» **What this task involves**:
Rewrite the material from the line containing "promo-label: BUY 1" down through the line containing "payment-label: Credit Card [15, 129, 87, 145]", putting "payment-method-label" wherever "payment-label" stands and leaving everything else as it is. Return only those lines.

— START OF Materials provided —

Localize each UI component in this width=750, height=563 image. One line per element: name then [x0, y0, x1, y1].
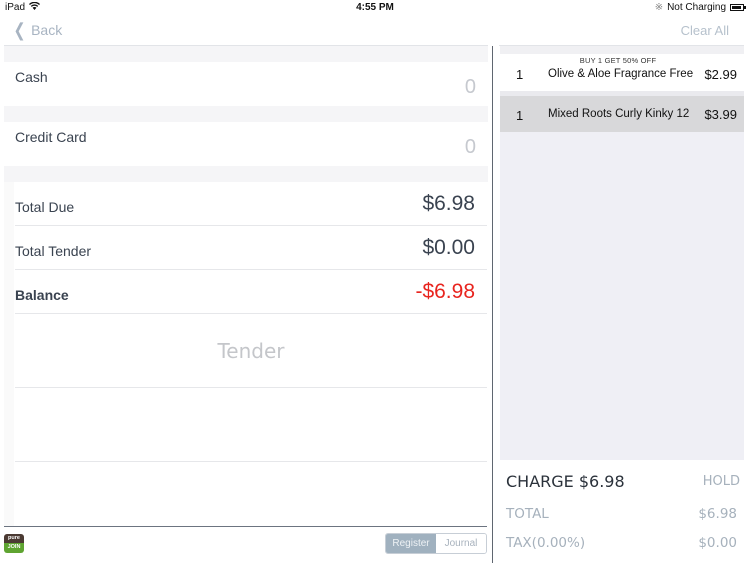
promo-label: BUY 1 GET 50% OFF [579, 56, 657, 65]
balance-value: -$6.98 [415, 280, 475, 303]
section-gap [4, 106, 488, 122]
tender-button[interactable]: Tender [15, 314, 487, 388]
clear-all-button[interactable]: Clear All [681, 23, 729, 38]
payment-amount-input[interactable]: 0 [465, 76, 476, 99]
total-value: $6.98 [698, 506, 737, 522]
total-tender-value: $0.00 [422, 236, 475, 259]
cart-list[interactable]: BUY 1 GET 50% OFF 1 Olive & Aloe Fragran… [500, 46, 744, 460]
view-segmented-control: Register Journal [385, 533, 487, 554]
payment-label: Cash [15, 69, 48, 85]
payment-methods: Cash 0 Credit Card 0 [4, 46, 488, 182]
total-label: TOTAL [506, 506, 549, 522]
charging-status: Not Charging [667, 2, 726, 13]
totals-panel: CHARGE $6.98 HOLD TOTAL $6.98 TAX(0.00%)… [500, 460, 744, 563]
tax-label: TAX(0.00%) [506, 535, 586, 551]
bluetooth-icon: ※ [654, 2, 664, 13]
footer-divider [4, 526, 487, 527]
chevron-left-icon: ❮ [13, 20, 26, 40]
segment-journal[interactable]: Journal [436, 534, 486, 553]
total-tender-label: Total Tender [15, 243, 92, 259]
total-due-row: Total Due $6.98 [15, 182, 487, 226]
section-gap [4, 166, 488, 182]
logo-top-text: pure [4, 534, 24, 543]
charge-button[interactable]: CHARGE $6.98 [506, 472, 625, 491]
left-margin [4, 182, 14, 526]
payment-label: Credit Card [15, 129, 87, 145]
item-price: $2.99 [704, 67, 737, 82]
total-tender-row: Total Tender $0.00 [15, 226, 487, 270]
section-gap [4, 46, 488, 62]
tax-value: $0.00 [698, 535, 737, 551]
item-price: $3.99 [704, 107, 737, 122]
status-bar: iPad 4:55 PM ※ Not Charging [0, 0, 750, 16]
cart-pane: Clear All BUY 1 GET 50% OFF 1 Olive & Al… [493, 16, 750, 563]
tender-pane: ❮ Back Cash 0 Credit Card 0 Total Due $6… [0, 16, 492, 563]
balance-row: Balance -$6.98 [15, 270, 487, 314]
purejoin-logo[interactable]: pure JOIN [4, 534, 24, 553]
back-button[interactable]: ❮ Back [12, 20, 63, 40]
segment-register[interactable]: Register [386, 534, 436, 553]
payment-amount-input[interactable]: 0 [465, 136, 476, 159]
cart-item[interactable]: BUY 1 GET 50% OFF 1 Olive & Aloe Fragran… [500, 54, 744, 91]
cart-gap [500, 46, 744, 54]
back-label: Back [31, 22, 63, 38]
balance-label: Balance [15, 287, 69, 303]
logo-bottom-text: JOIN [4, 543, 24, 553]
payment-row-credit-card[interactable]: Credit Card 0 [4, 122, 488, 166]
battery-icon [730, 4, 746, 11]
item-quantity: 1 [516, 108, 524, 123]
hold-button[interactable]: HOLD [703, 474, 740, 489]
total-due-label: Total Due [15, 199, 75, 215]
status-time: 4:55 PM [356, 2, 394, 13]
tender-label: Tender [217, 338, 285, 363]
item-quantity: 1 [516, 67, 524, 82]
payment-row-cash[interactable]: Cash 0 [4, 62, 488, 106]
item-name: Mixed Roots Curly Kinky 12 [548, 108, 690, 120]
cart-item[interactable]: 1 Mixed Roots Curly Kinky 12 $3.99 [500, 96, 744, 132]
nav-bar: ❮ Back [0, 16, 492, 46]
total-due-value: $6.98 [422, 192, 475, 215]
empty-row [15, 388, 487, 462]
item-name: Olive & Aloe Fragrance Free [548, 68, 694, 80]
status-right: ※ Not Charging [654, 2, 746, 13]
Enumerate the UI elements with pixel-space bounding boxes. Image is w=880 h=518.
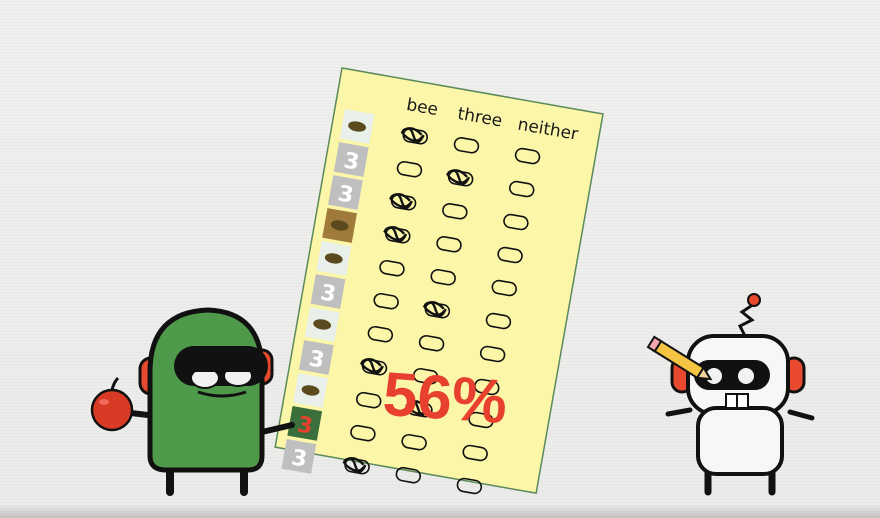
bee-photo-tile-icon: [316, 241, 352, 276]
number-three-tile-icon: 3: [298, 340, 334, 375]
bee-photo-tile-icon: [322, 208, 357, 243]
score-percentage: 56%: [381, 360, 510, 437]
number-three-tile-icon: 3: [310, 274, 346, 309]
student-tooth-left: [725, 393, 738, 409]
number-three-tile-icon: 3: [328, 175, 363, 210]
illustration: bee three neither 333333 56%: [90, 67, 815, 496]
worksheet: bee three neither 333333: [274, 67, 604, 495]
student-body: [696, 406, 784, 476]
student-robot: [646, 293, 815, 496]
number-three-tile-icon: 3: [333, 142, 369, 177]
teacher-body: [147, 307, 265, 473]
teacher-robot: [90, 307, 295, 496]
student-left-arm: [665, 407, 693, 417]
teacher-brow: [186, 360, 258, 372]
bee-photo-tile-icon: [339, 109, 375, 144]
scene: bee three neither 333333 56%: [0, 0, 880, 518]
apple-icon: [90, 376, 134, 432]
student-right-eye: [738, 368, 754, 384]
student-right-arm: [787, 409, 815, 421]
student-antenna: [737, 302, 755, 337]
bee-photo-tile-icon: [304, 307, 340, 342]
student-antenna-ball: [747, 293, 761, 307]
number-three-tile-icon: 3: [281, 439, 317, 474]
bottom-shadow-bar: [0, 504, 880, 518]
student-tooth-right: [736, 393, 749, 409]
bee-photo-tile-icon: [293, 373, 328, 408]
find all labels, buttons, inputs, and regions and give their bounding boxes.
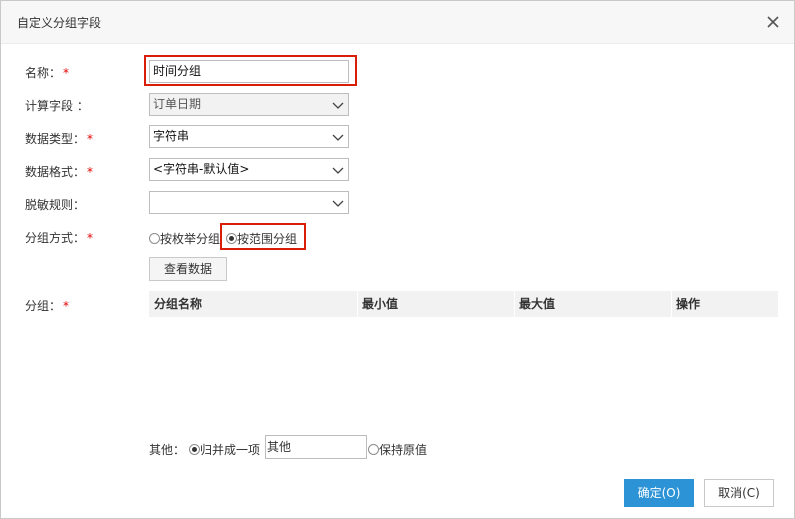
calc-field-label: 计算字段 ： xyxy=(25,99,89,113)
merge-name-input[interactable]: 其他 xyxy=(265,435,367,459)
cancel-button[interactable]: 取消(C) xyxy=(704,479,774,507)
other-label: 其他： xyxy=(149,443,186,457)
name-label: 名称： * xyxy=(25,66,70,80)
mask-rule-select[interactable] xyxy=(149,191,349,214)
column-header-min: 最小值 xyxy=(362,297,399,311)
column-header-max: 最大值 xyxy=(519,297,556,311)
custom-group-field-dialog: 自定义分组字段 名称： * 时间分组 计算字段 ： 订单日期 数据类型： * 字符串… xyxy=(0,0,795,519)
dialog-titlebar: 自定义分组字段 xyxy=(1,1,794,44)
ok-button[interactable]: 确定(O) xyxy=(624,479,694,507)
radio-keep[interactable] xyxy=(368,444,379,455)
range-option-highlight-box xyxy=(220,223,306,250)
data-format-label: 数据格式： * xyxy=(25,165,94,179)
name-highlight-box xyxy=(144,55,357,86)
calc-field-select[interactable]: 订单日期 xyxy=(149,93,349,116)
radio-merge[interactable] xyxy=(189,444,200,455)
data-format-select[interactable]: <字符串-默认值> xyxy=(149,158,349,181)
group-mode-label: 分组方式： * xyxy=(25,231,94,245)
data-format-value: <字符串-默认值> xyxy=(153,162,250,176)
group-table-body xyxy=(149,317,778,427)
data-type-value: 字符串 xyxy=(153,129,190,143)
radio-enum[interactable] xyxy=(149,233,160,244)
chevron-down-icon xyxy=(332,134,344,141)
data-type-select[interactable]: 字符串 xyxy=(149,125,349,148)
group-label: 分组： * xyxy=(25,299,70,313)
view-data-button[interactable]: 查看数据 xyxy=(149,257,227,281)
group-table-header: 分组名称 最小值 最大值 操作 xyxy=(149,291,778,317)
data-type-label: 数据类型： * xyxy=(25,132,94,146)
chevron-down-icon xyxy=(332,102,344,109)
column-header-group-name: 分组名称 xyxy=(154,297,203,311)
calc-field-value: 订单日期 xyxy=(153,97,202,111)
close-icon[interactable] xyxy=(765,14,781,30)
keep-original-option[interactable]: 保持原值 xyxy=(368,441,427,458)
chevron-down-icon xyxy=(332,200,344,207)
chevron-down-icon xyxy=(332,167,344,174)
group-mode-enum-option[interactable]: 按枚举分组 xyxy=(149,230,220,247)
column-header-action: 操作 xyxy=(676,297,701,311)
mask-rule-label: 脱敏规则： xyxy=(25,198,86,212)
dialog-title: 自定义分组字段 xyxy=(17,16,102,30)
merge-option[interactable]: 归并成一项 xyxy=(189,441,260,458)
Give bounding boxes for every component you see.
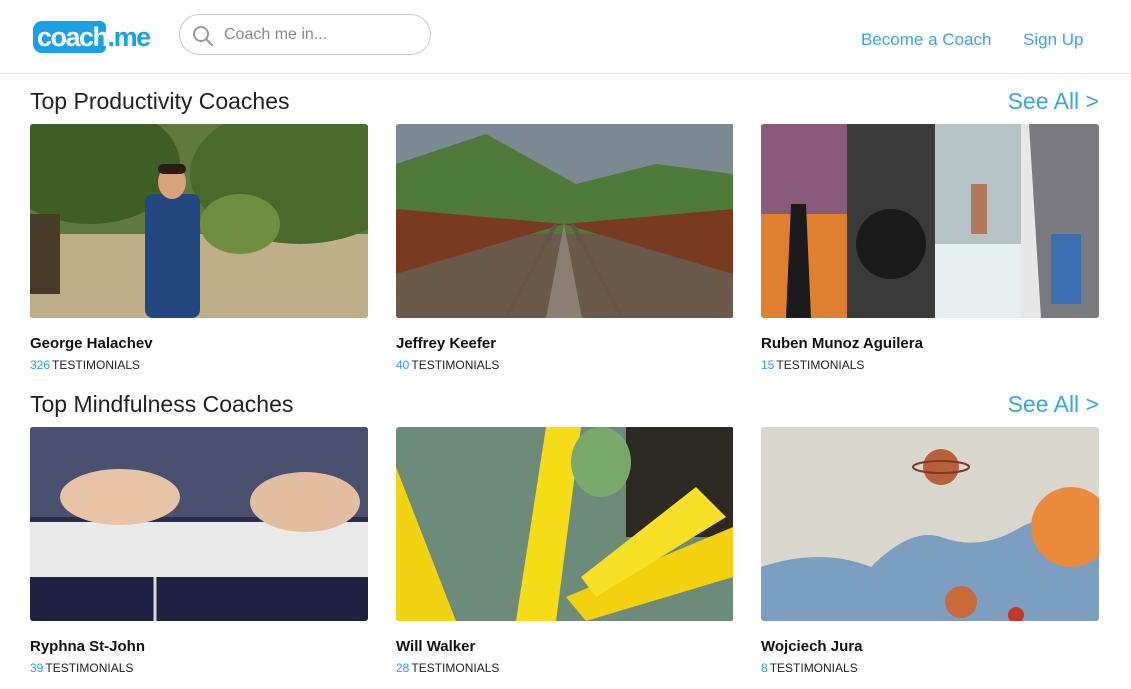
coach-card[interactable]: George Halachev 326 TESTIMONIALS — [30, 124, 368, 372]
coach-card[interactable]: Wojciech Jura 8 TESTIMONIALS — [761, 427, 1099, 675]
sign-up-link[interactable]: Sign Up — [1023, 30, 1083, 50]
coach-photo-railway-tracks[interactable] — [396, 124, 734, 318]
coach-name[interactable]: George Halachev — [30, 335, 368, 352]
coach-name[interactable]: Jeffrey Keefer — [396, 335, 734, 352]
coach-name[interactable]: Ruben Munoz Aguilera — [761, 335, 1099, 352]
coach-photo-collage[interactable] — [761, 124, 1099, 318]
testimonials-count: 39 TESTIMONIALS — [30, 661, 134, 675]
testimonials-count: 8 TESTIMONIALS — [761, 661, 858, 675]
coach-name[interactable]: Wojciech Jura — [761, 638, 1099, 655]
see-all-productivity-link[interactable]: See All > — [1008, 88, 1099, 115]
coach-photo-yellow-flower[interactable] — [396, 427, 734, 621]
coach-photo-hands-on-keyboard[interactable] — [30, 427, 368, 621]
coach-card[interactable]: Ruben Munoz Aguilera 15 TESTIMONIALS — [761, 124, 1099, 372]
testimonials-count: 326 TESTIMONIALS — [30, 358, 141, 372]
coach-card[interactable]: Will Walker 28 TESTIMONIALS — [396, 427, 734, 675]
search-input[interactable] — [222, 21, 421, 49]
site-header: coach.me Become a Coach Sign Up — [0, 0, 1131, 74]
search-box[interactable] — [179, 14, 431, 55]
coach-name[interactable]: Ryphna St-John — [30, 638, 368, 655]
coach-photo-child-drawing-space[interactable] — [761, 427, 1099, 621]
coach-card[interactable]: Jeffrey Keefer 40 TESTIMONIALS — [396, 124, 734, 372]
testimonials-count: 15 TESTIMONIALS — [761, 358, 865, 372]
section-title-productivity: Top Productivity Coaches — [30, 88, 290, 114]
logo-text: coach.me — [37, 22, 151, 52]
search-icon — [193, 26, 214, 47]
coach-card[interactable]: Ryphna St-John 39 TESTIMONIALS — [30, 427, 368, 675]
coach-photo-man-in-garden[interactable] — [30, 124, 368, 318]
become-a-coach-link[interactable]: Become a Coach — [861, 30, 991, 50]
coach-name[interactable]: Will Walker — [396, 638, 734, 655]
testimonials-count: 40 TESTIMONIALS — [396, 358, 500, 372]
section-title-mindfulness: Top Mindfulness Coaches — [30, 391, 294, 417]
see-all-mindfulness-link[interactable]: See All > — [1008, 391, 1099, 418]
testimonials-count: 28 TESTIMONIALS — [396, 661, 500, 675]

— END OF Materials provided —

» **Solution for this problem**:
promo-label: BUY 1 GET 50% OFF [579, 56, 657, 65]
balance-value: -$6.98 [415, 280, 475, 303]
section-gap [4, 106, 488, 122]
tender-button[interactable]: Tender [15, 314, 487, 388]
clear-all-button[interactable]: Clear All [681, 23, 729, 38]
payment-amount-input[interactable]: 0 [465, 76, 476, 99]
total-value: $6.98 [698, 506, 737, 522]
total-tender-value: $0.00 [422, 236, 475, 259]
cart-list[interactable]: BUY 1 GET 50% OFF 1 Olive & Aloe Fragran… [500, 46, 744, 460]
view-segmented-control: Register Journal [385, 533, 487, 554]
payment-method-label: Cash [15, 69, 48, 85]
payment-methods: Cash 0 Credit Card 0 [4, 46, 488, 182]
total-label: TOTAL [506, 506, 549, 522]
charging-status: Not Charging [667, 2, 726, 13]
totals-panel: CHARGE $6.98 HOLD TOTAL $6.98 TAX(0.00%)… [500, 460, 744, 563]
tax-label: TAX(0.00%) [506, 535, 586, 551]
bluetooth-icon: ※ [654, 2, 664, 13]
footer-divider [4, 526, 487, 527]
chevron-left-icon: ❮ [13, 20, 26, 40]
segment-journal[interactable]: Journal [436, 534, 486, 553]
total-tender-label: Total Tender [15, 243, 92, 259]
total-due-row: Total Due $6.98 [15, 182, 487, 226]
section-gap [4, 166, 488, 182]
logo-top-text: pure [4, 534, 24, 543]
charge-button[interactable]: CHARGE $6.98 [506, 472, 625, 491]
left-margin [4, 182, 14, 526]
payment-method-label: Credit Card [15, 129, 87, 145]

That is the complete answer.